╔══
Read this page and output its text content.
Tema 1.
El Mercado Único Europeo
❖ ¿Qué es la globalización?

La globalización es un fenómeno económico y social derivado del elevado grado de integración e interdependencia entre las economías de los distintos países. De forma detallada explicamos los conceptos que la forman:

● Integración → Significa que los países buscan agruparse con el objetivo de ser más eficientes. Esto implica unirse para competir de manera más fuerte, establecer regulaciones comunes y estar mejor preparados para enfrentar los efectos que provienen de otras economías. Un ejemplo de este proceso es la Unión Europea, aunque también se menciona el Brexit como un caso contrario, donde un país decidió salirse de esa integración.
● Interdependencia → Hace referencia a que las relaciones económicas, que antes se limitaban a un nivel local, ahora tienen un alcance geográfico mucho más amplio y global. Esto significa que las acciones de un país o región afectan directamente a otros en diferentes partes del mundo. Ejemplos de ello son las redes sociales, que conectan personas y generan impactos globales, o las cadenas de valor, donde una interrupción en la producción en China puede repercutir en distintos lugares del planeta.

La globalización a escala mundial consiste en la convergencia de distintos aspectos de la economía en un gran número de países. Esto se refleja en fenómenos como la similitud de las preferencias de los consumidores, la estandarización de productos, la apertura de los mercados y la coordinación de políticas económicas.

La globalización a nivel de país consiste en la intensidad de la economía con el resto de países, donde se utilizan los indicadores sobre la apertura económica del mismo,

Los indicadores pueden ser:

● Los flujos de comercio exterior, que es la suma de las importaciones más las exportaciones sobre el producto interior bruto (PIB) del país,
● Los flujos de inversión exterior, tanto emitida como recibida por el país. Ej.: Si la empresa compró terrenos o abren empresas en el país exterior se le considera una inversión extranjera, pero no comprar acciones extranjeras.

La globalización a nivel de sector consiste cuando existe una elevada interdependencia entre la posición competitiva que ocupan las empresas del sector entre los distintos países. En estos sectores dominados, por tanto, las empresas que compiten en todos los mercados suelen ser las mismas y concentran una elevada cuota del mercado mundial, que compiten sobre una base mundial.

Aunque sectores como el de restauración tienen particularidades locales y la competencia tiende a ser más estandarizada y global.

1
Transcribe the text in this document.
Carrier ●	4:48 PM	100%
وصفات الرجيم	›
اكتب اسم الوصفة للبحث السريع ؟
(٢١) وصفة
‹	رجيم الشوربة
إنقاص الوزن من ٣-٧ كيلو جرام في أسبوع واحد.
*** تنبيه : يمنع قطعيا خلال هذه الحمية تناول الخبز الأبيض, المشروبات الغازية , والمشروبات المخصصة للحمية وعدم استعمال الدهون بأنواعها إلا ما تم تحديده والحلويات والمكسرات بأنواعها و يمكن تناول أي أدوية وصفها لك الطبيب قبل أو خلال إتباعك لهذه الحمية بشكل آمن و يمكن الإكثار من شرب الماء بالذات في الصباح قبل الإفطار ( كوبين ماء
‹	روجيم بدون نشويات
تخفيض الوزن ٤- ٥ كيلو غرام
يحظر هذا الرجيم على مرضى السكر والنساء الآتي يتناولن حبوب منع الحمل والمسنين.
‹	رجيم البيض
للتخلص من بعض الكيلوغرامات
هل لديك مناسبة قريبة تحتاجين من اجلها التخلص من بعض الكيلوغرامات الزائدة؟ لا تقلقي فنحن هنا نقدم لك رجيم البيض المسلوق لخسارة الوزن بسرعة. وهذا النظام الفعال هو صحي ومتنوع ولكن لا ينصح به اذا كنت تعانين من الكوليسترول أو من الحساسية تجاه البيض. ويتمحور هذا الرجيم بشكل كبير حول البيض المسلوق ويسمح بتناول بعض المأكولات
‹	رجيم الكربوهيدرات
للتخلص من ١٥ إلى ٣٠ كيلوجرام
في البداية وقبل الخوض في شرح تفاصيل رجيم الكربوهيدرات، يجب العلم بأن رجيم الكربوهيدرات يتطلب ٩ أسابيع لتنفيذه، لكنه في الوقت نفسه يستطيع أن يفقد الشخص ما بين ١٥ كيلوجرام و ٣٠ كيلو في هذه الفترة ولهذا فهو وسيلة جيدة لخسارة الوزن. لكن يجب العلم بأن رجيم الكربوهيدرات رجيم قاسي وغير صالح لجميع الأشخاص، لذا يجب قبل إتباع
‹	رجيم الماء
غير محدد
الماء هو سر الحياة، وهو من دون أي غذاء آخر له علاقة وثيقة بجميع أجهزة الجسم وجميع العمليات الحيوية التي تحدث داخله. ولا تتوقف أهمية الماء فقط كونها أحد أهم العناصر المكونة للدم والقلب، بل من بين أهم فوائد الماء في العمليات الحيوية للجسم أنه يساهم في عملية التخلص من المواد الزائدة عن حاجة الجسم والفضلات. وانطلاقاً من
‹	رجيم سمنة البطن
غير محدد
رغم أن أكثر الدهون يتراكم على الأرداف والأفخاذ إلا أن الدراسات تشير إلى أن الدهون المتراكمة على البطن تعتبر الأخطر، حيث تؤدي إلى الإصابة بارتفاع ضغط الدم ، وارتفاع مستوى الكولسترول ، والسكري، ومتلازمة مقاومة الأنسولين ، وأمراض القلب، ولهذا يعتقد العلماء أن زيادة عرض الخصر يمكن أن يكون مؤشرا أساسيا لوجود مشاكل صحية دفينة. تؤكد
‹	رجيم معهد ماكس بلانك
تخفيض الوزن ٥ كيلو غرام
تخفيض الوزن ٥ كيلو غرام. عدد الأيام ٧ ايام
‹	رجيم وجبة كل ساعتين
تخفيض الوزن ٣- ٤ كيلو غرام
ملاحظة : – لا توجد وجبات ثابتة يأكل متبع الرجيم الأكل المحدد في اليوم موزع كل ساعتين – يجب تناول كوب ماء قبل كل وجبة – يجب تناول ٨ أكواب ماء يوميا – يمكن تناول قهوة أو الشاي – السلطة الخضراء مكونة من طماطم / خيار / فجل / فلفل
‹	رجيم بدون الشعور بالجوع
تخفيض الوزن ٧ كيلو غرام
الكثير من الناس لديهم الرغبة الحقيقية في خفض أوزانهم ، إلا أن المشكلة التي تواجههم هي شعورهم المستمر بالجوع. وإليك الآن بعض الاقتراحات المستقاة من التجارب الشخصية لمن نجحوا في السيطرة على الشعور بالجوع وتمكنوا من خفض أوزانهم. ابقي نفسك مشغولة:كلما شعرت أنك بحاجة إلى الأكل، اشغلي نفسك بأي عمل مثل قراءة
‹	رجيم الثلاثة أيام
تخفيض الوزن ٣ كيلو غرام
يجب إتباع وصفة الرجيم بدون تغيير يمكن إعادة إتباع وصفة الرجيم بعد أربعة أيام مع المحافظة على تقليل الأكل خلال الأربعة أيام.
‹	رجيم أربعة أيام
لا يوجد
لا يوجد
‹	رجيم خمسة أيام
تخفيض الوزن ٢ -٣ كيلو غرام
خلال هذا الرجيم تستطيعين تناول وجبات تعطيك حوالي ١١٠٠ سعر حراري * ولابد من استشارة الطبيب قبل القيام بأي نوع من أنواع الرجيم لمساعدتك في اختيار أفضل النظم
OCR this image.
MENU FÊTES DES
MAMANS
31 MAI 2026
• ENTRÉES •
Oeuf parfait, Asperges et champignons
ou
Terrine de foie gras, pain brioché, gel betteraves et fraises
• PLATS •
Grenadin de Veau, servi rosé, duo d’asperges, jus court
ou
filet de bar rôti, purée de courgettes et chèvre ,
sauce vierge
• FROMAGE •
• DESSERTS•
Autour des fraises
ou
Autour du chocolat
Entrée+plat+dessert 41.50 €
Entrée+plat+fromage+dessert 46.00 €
╚══
Without omitting anything, output the entries exactly.

Read this page and output its text content.
Tema 1.
El Mercado Único Europeo
❖ ¿Qué es la globalización?

La globalización es un fenómeno económico y social derivado del elevado grado de integración e interdependencia entre las economías de los distintos países. De forma detallada explicamos los conceptos que la forman:

● Integración → Significa que los países buscan agruparse con el objetivo de ser más eficientes. Esto implica unirse para competir de manera más fuerte, establecer regulaciones comunes y estar mejor preparados para enfrentar los efectos que provienen de otras economías. Un ejemplo de este proceso es la Unión Europea, aunque también se menciona el Brexit como un caso contrario, donde un país decidió salirse de esa integración.
● Interdependencia → Hace referencia a que las relaciones económicas, que antes se limitaban a un nivel local, ahora tienen un alcance geográfico mucho más amplio y global. Esto significa que las acciones de un país o región afectan directamente a otros en diferentes partes del mundo. Ejemplos de ello son las redes sociales, que conectan personas y generan impactos globales, o las cadenas de valor, donde una interrupción en la producción en China puede repercutir en distintos lugares del planeta.

La globalización a escala mundial consiste en la convergencia de distintos aspectos de la economía en un gran número de países. Esto se refleja en fenómenos como la similitud de las preferencias de los consumidores, la estandarización de productos, la apertura de los mercados y la coordinación de políticas económicas.

La globalización a nivel de país consiste en la intensidad de la economía con el resto de países, donde se utilizan los indicadores sobre la apertura económica del mismo,

Los indicadores pueden ser:

● Los flujos de comercio exterior, que es la suma de las importaciones más las exportaciones sobre el producto interior bruto (PIB) del país,
● Los flujos de inversión exterior, tanto emitida como recibida por el país. Ej.: Si la empresa compró terrenos o abren empresas en el país exterior se le considera una inversión extranjera, pero no comprar acciones extranjeras.

La globalización a nivel de sector consiste cuando existe una elevada interdependencia entre la posición competitiva que ocupan las empresas del sector entre los distintos países. En estos sectores dominados, por tanto, las empresas que compiten en todos los mercados suelen ser las mismas y concentran una elevada cuota del mercado mundial, que compiten sobre una base mundial.

Aunque sectores como el de restauración tienen particularidades locales y la competencia tiende a ser más estandarizada y global.

1
Transcribe the text in this document.
Carrier ●	4:48 PM	100%
وصفات الرجيم	›
اكتب اسم الوصفة للبحث السريع ؟
(٢١) وصفة
‹	رجيم الشوربة
إنقاص الوزن من ٣-٧ كيلو جرام في أسبوع واحد.
*** تنبيه : يمنع قطعيا خلال هذه الحمية تناول الخبز الأبيض, المشروبات الغازية , والمشروبات المخصصة للحمية وعدم استعمال الدهون بأنواعها إلا ما تم تحديده والحلويات والمكسرات بأنواعها و يمكن تناول أي أدوية وصفها لك الطبيب قبل أو خلال إتباعك لهذه الحمية بشكل آمن و يمكن الإكثار من شرب الماء بالذات في الصباح قبل الإفطار ( كوبين ماء
‹	روجيم بدون نشويات
تخفيض الوزن ٤- ٥ كيلو غرام
يحظر هذا الرجيم على مرضى السكر والنساء الآتي يتناولن حبوب منع الحمل والمسنين.
‹	رجيم البيض
للتخلص من بعض الكيلوغرامات
هل لديك مناسبة قريبة تحتاجين من اجلها التخلص من بعض الكيلوغرامات الزائدة؟ لا تقلقي فنحن هنا نقدم لك رجيم البيض المسلوق لخسارة الوزن بسرعة. وهذا النظام الفعال هو صحي ومتنوع ولكن لا ينصح به اذا كنت تعانين من الكوليسترول أو من الحساسية تجاه البيض. ويتمحور هذا الرجيم بشكل كبير حول البيض المسلوق ويسمح بتناول بعض المأكولات
‹	رجيم الكربوهيدرات
للتخلص من ١٥ إلى ٣٠ كيلوجرام
في البداية وقبل الخوض في شرح تفاصيل رجيم الكربوهيدرات، يجب العلم بأن رجيم الكربوهيدرات يتطلب ٩ أسابيع لتنفيذه، لكنه في الوقت نفسه يستطيع أن يفقد الشخص ما بين ١٥ كيلوجرام و ٣٠ كيلو في هذه الفترة ولهذا فهو وسيلة جيدة لخسارة الوزن. لكن يجب العلم بأن رجيم الكربوهيدرات رجيم قاسي وغير صالح لجميع الأشخاص، لذا يجب قبل إتباع
‹	رجيم الماء
غير محدد
الماء هو سر الحياة، وهو من دون أي غذاء آخر له علاقة وثيقة بجميع أجهزة الجسم وجميع العمليات الحيوية التي تحدث داخله. ولا تتوقف أهمية الماء فقط كونها أحد أهم العناصر المكونة للدم والقلب، بل من بين أهم فوائد الماء في العمليات الحيوية للجسم أنه يساهم في عملية التخلص من المواد الزائدة عن حاجة الجسم والفضلات. وانطلاقاً من
‹	رجيم سمنة البطن
غير محدد
رغم أن أكثر الدهون يتراكم على الأرداف والأفخاذ إلا أن الدراسات تشير إلى أن الدهون المتراكمة على البطن تعتبر الأخطر، حيث تؤدي إلى الإصابة بارتفاع ضغط الدم ، وارتفاع مستوى الكولسترول ، والسكري، ومتلازمة مقاومة الأنسولين ، وأمراض القلب، ولهذا يعتقد العلماء أن زيادة عرض الخصر يمكن أن يكون مؤشرا أساسيا لوجود مشاكل صحية دفينة. تؤكد
‹	رجيم معهد ماكس بلانك
تخفيض الوزن ٥ كيلو غرام
تخفيض الوزن ٥ كيلو غرام. عدد الأيام ٧ ايام
‹	رجيم وجبة كل ساعتين
تخفيض الوزن ٣- ٤ كيلو غرام
ملاحظة : – لا توجد وجبات ثابتة يأكل متبع الرجيم الأكل المحدد في اليوم موزع كل ساعتين – يجب تناول كوب ماء قبل كل وجبة – يجب تناول ٨ أكواب ماء يوميا – يمكن تناول قهوة أو الشاي – السلطة الخضراء مكونة من طماطم / خيار / فجل / فلفل
‹	رجيم بدون الشعور بالجوع
تخفيض الوزن ٧ كيلو غرام
الكثير من الناس لديهم الرغبة الحقيقية في خفض أوزانهم ، إلا أن المشكلة التي تواجههم هي شعورهم المستمر بالجوع. وإليك الآن بعض الاقتراحات المستقاة من التجارب الشخصية لمن نجحوا في السيطرة على الشعور بالجوع وتمكنوا من خفض أوزانهم. ابقي نفسك مشغولة:كلما شعرت أنك بحاجة إلى الأكل، اشغلي نفسك بأي عمل مثل قراءة
‹	رجيم الثلاثة أيام
تخفيض الوزن ٣ كيلو غرام
يجب إتباع وصفة الرجيم بدون تغيير يمكن إعادة إتباع وصفة الرجيم بعد أربعة أيام مع المحافظة على تقليل الأكل خلال الأربعة أيام.
‹	رجيم أربعة أيام
لا يوجد
لا يوجد
‹	رجيم خمسة أيام
تخفيض الوزن ٢ -٣ كيلو غرام
خلال هذا الرجيم تستطيعين تناول وجبات تعطيك حوالي ١١٠٠ سعر حراري * ولابد من استشارة الطبيب قبل القيام بأي نوع من أنواع الرجيم لمساعدتك في اختيار أفضل النظم
OCR this image.
MENU FÊTES DES
MAMANS
31 MAI 2026
• ENTRÉES •
Oeuf parfait, Asperges et champignons
ou
Terrine de foie gras, pain brioché, gel betteraves et fraises
• PLATS •
Grenadin de Veau, servi rosé, duo d’asperges, jus court
ou
filet de bar rôti, purée de courgettes et chèvre ,
sauce vierge
• FROMAGE •
• DESSERTS•
Autour des fraises
ou
Autour du chocolat
Entrée+plat+dessert 41.50 €
Entrée+plat+fromage+dessert 46.00 €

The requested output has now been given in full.